▶ _Your instructions_
Where does the string "serum" occur in the records below? Copy every line that holds it.

START Record excerpts

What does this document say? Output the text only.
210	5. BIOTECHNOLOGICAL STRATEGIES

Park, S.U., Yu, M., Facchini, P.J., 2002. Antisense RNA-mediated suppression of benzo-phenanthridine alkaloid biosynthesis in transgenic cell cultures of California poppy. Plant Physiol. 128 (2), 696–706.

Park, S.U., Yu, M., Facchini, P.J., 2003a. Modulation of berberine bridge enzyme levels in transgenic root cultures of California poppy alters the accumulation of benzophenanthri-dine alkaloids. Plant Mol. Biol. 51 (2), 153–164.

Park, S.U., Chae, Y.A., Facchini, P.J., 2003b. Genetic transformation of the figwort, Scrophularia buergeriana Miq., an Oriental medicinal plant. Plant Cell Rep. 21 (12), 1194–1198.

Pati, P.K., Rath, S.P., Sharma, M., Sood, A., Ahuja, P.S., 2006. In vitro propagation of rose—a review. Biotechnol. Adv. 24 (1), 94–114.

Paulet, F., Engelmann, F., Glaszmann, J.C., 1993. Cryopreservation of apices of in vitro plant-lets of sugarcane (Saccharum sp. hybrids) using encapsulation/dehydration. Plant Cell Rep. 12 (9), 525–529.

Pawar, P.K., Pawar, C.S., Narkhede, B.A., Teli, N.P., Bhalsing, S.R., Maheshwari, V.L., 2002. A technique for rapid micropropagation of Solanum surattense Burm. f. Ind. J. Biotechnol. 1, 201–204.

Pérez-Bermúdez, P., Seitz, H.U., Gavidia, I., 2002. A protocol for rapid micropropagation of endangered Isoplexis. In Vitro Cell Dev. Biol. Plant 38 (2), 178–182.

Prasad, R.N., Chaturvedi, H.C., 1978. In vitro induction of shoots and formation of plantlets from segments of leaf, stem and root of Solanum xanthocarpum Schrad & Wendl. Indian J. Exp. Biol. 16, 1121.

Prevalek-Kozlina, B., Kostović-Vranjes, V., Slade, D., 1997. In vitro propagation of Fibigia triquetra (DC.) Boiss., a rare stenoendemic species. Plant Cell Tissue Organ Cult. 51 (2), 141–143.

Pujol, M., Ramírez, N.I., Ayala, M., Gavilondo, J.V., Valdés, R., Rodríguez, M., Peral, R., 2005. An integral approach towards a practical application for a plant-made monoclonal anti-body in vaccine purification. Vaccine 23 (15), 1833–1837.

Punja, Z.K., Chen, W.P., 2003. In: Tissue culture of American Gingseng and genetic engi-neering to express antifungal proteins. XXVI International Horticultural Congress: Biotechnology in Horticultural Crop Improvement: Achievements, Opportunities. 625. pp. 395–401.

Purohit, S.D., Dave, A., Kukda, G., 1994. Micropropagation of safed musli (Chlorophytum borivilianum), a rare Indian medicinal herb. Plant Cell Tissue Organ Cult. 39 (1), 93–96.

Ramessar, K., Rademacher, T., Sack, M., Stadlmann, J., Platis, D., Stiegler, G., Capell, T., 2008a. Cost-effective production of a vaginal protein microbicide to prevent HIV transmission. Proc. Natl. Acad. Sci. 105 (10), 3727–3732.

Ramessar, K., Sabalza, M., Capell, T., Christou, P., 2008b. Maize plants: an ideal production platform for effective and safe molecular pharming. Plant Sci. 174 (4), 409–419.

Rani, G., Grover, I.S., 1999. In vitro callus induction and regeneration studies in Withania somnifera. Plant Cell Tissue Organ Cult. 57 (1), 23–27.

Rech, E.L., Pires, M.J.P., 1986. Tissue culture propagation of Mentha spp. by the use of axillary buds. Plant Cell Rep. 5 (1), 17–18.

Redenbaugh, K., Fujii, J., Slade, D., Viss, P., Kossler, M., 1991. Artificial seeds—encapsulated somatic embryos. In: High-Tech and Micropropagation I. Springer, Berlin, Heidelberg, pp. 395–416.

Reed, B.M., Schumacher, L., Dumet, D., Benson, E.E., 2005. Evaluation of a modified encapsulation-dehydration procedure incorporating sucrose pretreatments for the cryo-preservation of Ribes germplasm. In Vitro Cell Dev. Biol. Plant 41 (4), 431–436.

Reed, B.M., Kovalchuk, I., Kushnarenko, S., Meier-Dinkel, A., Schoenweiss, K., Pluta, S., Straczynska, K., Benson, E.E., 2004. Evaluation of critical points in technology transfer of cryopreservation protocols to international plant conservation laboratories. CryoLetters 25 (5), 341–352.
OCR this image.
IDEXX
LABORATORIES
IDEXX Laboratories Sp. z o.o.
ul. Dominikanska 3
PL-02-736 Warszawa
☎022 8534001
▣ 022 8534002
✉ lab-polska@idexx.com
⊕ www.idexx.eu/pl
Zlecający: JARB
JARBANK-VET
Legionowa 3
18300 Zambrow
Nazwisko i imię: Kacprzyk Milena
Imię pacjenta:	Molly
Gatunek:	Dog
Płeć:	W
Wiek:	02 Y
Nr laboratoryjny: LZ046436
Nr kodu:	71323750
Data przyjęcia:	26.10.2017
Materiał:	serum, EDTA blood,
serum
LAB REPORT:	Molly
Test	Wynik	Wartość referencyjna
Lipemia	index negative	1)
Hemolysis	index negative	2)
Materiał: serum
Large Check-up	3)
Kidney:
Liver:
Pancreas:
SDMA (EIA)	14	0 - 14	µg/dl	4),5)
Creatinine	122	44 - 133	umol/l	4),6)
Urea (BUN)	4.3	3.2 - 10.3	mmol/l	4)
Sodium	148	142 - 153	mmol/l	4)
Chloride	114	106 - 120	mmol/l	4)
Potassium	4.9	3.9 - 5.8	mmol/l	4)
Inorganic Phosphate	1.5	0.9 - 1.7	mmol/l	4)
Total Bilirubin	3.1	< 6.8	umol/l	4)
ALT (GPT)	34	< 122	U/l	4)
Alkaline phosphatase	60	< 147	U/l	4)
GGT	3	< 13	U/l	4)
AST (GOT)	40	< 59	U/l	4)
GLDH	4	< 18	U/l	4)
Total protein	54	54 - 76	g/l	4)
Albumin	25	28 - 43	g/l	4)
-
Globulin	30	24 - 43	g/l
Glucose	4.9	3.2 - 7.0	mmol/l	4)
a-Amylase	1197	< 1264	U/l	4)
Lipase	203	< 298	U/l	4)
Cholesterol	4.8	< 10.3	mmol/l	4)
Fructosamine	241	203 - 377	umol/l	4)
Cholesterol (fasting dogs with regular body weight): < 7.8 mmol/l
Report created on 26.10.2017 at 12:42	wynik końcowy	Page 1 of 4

END Record excerpts

▶ _Response for this exercise_
Materiał:	serum, EDTA blood,
serum
Materiał: serum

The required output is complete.